• _Set task_
Lines containing the word "courses" are to be counted; state their number and nothing further.

• _Supplied material_
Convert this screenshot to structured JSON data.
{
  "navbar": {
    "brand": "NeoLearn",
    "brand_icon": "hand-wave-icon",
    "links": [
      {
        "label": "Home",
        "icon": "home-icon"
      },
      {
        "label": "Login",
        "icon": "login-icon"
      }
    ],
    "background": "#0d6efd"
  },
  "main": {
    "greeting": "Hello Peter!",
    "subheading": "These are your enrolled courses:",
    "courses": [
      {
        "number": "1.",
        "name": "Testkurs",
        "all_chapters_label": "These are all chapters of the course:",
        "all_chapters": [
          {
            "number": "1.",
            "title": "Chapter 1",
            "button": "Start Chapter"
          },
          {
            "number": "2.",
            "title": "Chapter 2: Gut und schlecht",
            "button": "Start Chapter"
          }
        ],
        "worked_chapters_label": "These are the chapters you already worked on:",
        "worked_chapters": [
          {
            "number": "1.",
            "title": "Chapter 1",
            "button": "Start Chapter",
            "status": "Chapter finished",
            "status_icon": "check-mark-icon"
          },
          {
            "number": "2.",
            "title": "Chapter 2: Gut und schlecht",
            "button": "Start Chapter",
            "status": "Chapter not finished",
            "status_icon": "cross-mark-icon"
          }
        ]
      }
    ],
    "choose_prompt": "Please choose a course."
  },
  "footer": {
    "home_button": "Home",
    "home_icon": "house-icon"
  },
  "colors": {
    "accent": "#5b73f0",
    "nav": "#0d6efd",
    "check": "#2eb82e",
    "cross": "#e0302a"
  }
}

• _Answer below_
2